CONSIGNE 1
Présentez sous forme de liste numérotée les lignes du listing, de la toute première jusqu'à celle qui contient « bar-rena-elbilar xyxy=(388,336,412,364) », cette dernière comprise. Omettez les lignes vides.

====== DOCUMENT

I.12 Abhyasa vairagyabhyam tannirodhah
La pratique et le détachement sont les moyens qui permettent de calmer les fluctuations du mental.
Par la pratique et le détachement nous cessons d’être le jouet de ces mouvements.
Abhyasa
: pratique répétée, travail sur soi-même demandant effort et volonté
Vairagyabhyam : détachement, renoncement, ne pas s’identifier
Tannirodha
: contrôle des fluctuations
La pratique est la voie de l’évolution. Le détachement est la voie de l’involution. Inspiration et expiration.
Le détachement, c’est renoncer aux idées et actions qui nous bloquent sur la route, se libérer des désirs, pensées, émotions et passions qui font obstacle à la quête de liberté.
Quand on parle de pratique ici, bien sûr, cela concerne toutes les étapes du yoga, ou tous les pétales quand on compare le yoga à une fleur. La première étape ou pétale, c’est yama. Il s’agit d’un code moral constitué de cinq principes.

============
====== DONNÉES AFFICHÉES

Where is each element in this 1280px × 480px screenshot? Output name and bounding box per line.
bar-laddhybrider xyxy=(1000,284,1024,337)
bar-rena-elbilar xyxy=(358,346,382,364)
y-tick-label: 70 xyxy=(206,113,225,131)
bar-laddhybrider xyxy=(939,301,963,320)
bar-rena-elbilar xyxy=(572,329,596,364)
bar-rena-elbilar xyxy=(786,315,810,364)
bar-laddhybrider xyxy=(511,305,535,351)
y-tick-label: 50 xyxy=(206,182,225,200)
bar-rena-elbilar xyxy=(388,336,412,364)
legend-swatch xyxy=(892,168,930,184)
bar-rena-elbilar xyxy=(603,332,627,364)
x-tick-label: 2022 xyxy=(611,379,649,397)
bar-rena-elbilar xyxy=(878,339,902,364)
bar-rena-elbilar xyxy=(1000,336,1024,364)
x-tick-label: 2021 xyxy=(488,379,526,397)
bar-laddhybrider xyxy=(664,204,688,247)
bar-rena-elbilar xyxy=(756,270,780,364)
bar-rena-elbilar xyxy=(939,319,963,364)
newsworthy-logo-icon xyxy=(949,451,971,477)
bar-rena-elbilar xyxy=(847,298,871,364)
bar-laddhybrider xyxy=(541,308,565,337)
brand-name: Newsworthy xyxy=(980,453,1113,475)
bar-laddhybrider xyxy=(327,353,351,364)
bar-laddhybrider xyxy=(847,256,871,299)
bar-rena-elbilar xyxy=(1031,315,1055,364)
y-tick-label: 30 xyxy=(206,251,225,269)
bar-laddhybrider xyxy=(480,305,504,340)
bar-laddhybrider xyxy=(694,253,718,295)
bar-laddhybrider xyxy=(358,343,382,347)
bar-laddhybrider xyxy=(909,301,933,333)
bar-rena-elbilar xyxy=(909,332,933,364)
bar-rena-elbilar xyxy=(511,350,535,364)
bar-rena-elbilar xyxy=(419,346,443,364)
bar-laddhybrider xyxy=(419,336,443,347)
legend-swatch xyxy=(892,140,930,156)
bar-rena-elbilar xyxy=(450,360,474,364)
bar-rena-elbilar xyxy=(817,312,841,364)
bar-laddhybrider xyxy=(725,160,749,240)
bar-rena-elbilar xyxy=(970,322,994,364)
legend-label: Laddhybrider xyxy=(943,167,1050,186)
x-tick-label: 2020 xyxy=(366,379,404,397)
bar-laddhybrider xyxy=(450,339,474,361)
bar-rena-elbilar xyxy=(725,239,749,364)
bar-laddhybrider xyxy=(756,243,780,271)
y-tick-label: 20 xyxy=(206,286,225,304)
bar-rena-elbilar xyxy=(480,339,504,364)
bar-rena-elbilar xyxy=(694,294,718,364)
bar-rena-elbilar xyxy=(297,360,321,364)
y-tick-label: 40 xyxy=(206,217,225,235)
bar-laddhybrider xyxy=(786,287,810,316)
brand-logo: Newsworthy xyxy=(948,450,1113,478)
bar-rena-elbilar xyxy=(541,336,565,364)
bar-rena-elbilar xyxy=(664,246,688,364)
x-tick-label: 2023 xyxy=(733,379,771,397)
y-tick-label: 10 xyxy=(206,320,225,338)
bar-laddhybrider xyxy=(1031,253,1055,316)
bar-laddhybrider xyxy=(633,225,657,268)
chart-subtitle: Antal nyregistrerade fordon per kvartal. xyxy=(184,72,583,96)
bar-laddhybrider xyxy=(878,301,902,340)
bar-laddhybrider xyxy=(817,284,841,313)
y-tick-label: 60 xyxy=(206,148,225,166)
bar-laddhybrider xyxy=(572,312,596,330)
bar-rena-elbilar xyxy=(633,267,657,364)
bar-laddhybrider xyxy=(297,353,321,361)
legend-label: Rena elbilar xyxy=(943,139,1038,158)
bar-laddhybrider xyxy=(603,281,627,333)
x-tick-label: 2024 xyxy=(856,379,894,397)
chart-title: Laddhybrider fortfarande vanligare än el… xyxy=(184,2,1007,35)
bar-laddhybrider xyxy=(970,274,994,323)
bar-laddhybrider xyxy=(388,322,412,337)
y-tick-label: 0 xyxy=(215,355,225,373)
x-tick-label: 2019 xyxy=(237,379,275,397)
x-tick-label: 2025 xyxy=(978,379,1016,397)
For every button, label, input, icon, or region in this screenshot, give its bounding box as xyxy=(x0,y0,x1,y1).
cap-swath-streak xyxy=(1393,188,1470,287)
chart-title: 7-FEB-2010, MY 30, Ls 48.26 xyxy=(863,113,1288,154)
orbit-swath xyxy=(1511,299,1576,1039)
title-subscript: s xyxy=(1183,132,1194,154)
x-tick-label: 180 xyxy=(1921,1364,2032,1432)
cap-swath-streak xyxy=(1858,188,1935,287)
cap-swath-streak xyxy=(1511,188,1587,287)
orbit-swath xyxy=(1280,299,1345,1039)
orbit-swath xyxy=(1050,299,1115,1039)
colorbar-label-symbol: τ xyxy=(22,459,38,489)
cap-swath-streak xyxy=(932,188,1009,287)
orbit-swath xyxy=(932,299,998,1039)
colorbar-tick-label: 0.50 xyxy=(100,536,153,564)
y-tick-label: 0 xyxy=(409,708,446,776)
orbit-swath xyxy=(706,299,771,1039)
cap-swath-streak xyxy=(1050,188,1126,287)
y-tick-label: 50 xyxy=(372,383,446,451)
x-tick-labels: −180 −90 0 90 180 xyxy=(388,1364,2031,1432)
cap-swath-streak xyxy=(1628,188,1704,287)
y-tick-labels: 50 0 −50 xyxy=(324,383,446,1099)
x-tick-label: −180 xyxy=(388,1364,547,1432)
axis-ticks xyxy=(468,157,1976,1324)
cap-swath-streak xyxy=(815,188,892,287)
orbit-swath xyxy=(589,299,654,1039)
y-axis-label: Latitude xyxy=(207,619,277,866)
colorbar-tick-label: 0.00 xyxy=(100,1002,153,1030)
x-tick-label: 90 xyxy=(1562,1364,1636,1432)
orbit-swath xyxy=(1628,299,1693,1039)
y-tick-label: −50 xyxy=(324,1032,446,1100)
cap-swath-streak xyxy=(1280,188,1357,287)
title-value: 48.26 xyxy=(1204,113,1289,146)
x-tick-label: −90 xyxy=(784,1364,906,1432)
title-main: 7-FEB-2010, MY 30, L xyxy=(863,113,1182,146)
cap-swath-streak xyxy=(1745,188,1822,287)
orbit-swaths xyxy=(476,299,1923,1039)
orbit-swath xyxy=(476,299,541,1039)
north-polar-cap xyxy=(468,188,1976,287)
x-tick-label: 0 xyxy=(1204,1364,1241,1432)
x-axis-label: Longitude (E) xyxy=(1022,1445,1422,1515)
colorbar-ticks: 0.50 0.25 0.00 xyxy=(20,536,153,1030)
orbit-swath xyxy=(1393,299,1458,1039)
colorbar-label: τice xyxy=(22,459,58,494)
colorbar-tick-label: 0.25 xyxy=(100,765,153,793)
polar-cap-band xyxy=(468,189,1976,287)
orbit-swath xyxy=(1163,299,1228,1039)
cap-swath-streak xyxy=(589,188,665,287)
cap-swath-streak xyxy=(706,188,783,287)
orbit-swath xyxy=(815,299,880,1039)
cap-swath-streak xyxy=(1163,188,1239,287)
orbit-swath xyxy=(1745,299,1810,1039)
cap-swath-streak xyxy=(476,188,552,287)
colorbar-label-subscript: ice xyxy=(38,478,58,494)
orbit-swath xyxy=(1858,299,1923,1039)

============

CONSIGNE 2
Recopiez intégralement le texte sur le sutra I.12, s'il vous plaît.

RÉPONSE 1
1. Where is each element in this 1280px × 480px screenshot? Output name and bounding box per line.
2. bar-laddhybrider xyxy=(1000,284,1024,337)
3. bar-rena-elbilar xyxy=(358,346,382,364)
4. y-tick-label: 70 xyxy=(206,113,225,131)
5. bar-laddhybrider xyxy=(939,301,963,320)
6. bar-rena-elbilar xyxy=(572,329,596,364)
7. bar-rena-elbilar xyxy=(786,315,810,364)
8. bar-laddhybrider xyxy=(511,305,535,351)
9. y-tick-label: 50 xyxy=(206,182,225,200)
10. bar-rena-elbilar xyxy=(388,336,412,364)

RÉPONSE 2
I.12 Abhyasa vairagyabhyam tannirodhah
La pratique et le détachement sont les moyens qui permettent de calmer les fluctuations du mental.
Par la pratique et le détachement nous cessons d’être le jouet de ces mouvements.
Abhyasa
: pratique répétée, travail sur soi-même demandant effort et volonté
Vairagyabhyam : détachement, renoncement, ne pas s’identifier
Tannirodha
: contrôle des fluctuations
La pratique est la voie de l’évolution. Le détachement est la voie de l’involution. Inspiration et expiration.
Le détachement, c’est renoncer aux idées et actions qui nous bloquent sur la route, se libérer des désirs, pensées, émotions et passions qui font obstacle à la quête de liberté.
Quand on parle de pratique ici, bien sûr, cela concerne toutes les étapes du yoga, ou tous les pétales quand on compare le yoga à une fleur. La première étape ou pétale, c’est yama. Il s’agit d’un code moral constitué de cinq principes.